→ **Listed entries**:
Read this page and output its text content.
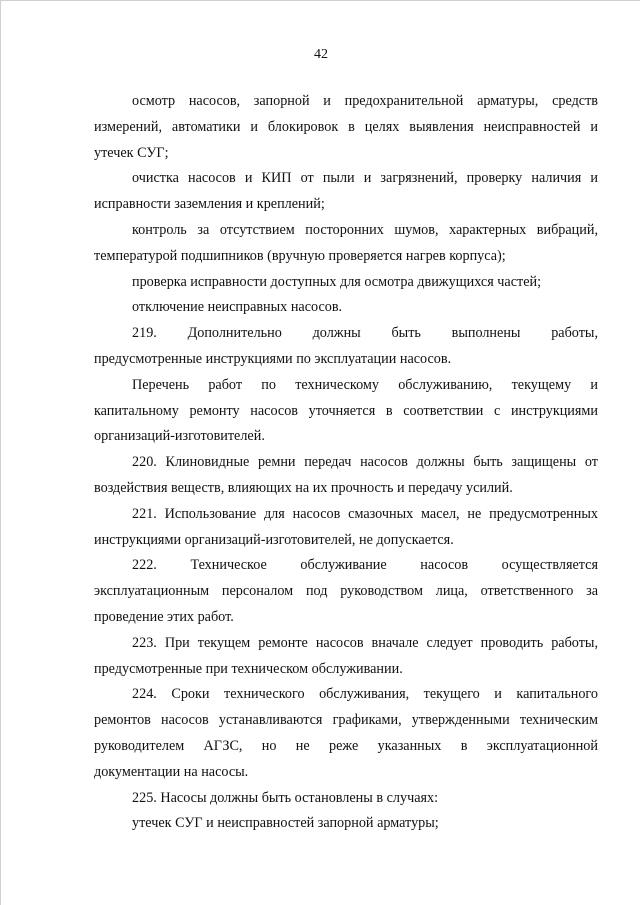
42
осмотр насосов, запорной и предохранительной арматуры, средств
измерений, автоматики и блокировок в целях выявления неисправностей и
утечек СУГ;
очистка насосов и КИП от пыли и загрязнений, проверку наличия и
исправности заземления и креплений;
контроль за отсутствием посторонних шумов, характерных вибраций,
температурой подшипников (вручную проверяется нагрев корпуса);
проверка исправности доступных для осмотра движущихся частей;
отключение неисправных насосов.
219. Дополнительно должны быть выполнены работы,
предусмотренные инструкциями по эксплуатации насосов.
Перечень работ по техническому обслуживанию, текущему и
капитальному ремонту насосов уточняется в соответствии с инструкциями
организаций-изготовителей.
220. Клиновидные ремни передач насосов должны быть защищены от
воздействия веществ, влияющих на их прочность и передачу усилий.
221. Использование для насосов смазочных масел, не предусмотренных
инструкциями организаций-изготовителей, не допускается.
222. Техническое обслуживание насосов осуществляется
эксплуатационным персоналом под руководством лица, ответственного за
проведение этих работ.
223. При текущем ремонте насосов вначале следует проводить работы,
предусмотренные при техническом обслуживании.
224. Сроки технического обслуживания, текущего и капитального
ремонтов насосов устанавливаются графиками, утвержденными техническим
руководителем АГЗС, но не реже указанных в эксплуатационной
документации на насосы.
225. Насосы должны быть остановлены в случаях:
утечек СУГ и неисправностей запорной арматуры;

→ **What the task asks**:
From start to finish, output the listing exactly, but omit its pictures.

→ **Reply to the exercise**:
Read this page and output its text content.
42
осмотр насосов, запорной и предохранительной арматуры, средств
измерений, автоматики и блокировок в целях выявления неисправностей и
утечек СУГ;
очистка насосов и КИП от пыли и загрязнений, проверку наличия и
исправности заземления и креплений;
контроль за отсутствием посторонних шумов, характерных вибраций,
температурой подшипников (вручную проверяется нагрев корпуса);
проверка исправности доступных для осмотра движущихся частей;
отключение неисправных насосов.
219. Дополнительно должны быть выполнены работы,
предусмотренные инструкциями по эксплуатации насосов.
Перечень работ по техническому обслуживанию, текущему и
капитальному ремонту насосов уточняется в соответствии с инструкциями
организаций-изготовителей.
220. Клиновидные ремни передач насосов должны быть защищены от
воздействия веществ, влияющих на их прочность и передачу усилий.
221. Использование для насосов смазочных масел, не предусмотренных
инструкциями организаций-изготовителей, не допускается.
222. Техническое обслуживание насосов осуществляется
эксплуатационным персоналом под руководством лица, ответственного за
проведение этих работ.
223. При текущем ремонте насосов вначале следует проводить работы,
предусмотренные при техническом обслуживании.
224. Сроки технического обслуживания, текущего и капитального
ремонтов насосов устанавливаются графиками, утвержденными техническим
руководителем АГЗС, но не реже указанных в эксплуатационной
документации на насосы.
225. Насосы должны быть остановлены в случаях:
утечек СУГ и неисправностей запорной арматуры;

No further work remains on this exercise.